Excerpt provided:
^^^^^^^^

All posts

Getting Started With High-Level Tensorflow

TensorFlow is one of the main tools used in the industry to perform Machine Learning (ML), either using it at a low-level for graph computation, or at a high-level to create models using pre-defined building-blocks. The latter is the most common approach when learning to build and train ML models.

Motivation

In this article I’ll explain how to use TensorFlow at a High-level in order to build a model that is capable of identifying the sentiment of a comment as either positive or negative. The article will be driven by the following questions: what?, why?, and how?

I just described the first one: what we are building is a model that can predict the sentiment of a comment. Now, why would this be useful? Well, as an example, let’s say you want to know how your brand is performing on social networks. Are customers happy about you? In order to answer that question you may hire a Community Manager to analyze hundreds/thousands of comments to give you an answer. That would be both time consuming and expensive, moreover, if you perform such tasks periodically, then you should think of a better strategy to handle this. A possible strategy could be to create a ML model that can handle that task for you, saving you a lot of time and money. Having answered the what and why, let’s use the rest of the article to explain the how.

^^^^^^^^

Extracted records:
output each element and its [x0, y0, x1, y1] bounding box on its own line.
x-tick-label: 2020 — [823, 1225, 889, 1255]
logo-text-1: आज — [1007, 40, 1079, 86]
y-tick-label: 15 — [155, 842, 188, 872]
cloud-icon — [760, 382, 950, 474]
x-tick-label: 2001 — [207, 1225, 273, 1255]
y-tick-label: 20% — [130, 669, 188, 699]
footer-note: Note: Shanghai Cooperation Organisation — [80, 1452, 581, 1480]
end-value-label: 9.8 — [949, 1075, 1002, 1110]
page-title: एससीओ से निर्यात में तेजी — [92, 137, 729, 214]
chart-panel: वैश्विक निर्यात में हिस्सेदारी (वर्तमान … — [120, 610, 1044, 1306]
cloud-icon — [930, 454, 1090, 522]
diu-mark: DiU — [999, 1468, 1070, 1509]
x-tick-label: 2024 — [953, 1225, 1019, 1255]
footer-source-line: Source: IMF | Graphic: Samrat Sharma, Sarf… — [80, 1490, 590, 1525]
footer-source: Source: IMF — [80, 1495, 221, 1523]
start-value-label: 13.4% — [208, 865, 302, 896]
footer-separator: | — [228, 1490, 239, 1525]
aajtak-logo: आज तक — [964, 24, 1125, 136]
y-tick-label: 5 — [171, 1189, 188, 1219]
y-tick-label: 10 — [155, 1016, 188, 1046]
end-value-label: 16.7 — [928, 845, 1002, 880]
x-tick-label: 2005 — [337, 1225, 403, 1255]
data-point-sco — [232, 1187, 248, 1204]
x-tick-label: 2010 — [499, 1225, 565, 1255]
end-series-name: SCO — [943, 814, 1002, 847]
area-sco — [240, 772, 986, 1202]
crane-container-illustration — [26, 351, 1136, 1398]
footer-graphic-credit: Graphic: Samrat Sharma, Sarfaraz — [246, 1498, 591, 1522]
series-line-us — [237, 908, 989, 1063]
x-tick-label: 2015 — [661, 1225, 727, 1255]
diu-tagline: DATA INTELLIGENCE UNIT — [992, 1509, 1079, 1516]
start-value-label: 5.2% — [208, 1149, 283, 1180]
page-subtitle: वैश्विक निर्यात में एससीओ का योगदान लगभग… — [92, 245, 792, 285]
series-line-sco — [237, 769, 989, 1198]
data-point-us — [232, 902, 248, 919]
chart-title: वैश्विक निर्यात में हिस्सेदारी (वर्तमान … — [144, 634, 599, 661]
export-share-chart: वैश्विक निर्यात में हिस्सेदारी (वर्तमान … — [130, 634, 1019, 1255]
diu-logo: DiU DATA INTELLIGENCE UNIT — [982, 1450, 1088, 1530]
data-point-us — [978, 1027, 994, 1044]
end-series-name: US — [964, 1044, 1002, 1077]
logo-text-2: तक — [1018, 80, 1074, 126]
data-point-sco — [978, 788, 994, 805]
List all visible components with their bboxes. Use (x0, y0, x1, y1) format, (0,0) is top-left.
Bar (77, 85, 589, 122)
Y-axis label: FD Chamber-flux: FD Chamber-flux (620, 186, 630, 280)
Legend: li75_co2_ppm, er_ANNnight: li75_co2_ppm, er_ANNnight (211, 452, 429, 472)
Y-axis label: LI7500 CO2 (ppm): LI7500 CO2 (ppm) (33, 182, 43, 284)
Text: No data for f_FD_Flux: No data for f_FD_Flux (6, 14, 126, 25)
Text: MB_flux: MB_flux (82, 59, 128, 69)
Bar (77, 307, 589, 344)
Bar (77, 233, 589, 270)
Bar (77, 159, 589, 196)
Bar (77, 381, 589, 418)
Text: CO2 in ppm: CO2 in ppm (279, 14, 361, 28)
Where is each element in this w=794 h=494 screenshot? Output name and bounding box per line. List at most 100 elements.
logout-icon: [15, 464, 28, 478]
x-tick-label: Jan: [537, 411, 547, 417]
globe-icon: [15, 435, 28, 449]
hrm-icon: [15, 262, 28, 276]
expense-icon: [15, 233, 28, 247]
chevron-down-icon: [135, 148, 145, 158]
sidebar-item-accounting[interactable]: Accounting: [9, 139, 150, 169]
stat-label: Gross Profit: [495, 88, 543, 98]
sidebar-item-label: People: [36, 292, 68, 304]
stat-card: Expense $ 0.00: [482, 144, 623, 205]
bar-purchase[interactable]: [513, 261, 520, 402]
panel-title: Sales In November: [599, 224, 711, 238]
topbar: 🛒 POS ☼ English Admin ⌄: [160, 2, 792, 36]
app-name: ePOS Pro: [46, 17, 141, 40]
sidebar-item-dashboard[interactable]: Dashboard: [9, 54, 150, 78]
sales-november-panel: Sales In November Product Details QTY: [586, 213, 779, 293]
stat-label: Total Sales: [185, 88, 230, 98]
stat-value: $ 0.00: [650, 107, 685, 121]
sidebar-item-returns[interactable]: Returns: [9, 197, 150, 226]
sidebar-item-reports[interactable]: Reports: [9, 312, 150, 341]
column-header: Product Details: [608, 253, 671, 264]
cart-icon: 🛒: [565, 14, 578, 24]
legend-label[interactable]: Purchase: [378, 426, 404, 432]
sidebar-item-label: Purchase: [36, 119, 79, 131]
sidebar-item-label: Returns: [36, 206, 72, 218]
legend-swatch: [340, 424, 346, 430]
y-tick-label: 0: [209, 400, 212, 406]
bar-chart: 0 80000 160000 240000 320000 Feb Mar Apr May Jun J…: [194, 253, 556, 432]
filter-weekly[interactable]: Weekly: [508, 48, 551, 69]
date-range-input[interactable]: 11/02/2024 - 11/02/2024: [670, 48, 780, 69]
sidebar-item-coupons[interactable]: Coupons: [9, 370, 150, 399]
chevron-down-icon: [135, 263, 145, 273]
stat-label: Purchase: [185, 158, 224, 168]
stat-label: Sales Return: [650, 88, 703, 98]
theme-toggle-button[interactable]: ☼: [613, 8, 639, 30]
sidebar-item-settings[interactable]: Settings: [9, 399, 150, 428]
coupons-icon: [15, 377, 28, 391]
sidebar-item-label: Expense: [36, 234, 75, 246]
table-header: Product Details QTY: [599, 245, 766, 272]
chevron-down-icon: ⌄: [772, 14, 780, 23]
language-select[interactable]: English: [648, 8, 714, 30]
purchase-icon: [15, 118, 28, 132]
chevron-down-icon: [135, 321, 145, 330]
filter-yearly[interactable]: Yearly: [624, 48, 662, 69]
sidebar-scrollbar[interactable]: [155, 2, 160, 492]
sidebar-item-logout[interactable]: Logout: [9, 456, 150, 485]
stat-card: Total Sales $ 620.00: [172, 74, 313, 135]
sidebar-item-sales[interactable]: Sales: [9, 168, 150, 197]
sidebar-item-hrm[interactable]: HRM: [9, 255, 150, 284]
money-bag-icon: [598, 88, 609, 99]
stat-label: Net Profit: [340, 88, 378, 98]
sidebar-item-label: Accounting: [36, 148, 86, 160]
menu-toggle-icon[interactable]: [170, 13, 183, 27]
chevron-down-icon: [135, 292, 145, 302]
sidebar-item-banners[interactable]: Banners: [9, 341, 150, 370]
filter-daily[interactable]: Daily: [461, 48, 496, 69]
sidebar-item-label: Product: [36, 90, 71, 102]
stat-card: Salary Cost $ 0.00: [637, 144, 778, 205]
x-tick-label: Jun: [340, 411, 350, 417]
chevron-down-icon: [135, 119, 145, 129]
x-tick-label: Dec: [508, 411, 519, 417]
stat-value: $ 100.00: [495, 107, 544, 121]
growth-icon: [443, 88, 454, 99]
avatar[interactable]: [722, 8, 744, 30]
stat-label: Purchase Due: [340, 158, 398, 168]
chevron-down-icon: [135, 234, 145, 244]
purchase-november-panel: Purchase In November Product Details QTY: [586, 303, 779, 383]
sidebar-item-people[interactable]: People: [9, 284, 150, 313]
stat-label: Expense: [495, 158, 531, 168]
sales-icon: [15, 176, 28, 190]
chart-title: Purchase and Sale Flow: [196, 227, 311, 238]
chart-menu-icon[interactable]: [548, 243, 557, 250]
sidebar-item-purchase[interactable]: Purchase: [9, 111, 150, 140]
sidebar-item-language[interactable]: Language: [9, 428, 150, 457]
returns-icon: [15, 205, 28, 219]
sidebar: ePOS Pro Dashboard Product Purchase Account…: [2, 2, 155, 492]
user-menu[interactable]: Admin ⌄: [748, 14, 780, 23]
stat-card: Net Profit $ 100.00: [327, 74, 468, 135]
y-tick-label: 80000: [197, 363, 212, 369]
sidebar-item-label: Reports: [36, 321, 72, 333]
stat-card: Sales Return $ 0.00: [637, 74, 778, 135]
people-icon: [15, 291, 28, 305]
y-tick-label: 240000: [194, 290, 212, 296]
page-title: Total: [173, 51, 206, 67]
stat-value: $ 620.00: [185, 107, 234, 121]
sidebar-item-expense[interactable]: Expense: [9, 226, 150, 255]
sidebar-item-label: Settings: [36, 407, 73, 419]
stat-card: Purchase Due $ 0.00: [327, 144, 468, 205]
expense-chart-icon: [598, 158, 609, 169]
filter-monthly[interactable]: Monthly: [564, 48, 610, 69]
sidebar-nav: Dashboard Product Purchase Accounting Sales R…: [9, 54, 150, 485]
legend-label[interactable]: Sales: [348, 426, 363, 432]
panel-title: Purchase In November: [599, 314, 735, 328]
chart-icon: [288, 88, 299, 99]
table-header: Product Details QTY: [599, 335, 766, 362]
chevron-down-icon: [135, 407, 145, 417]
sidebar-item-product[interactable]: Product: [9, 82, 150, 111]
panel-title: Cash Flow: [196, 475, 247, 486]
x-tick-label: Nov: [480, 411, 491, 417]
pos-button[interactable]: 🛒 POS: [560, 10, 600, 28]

^^^^^^^^

Exercise: In the TensorFlow article above, rewrite the passage that opens with "TensorFlow is one" and closes with "why?, and how?", substituting "components" for "building-blocks".

Task output:
TensorFlow is one of the main tools used in the industry to perform Machine Learning (ML), either using it at a low-level for graph computation, or at a high-level to create models using pre-defined components. The latter is the most common approach when learning to build and train ML models.

Motivation

In this article I’ll explain how to use TensorFlow at a High-level in order to build a model that is capable of identifying the sentiment of a comment as either positive or negative. The article will be driven by the following questions: what?, why?, and how?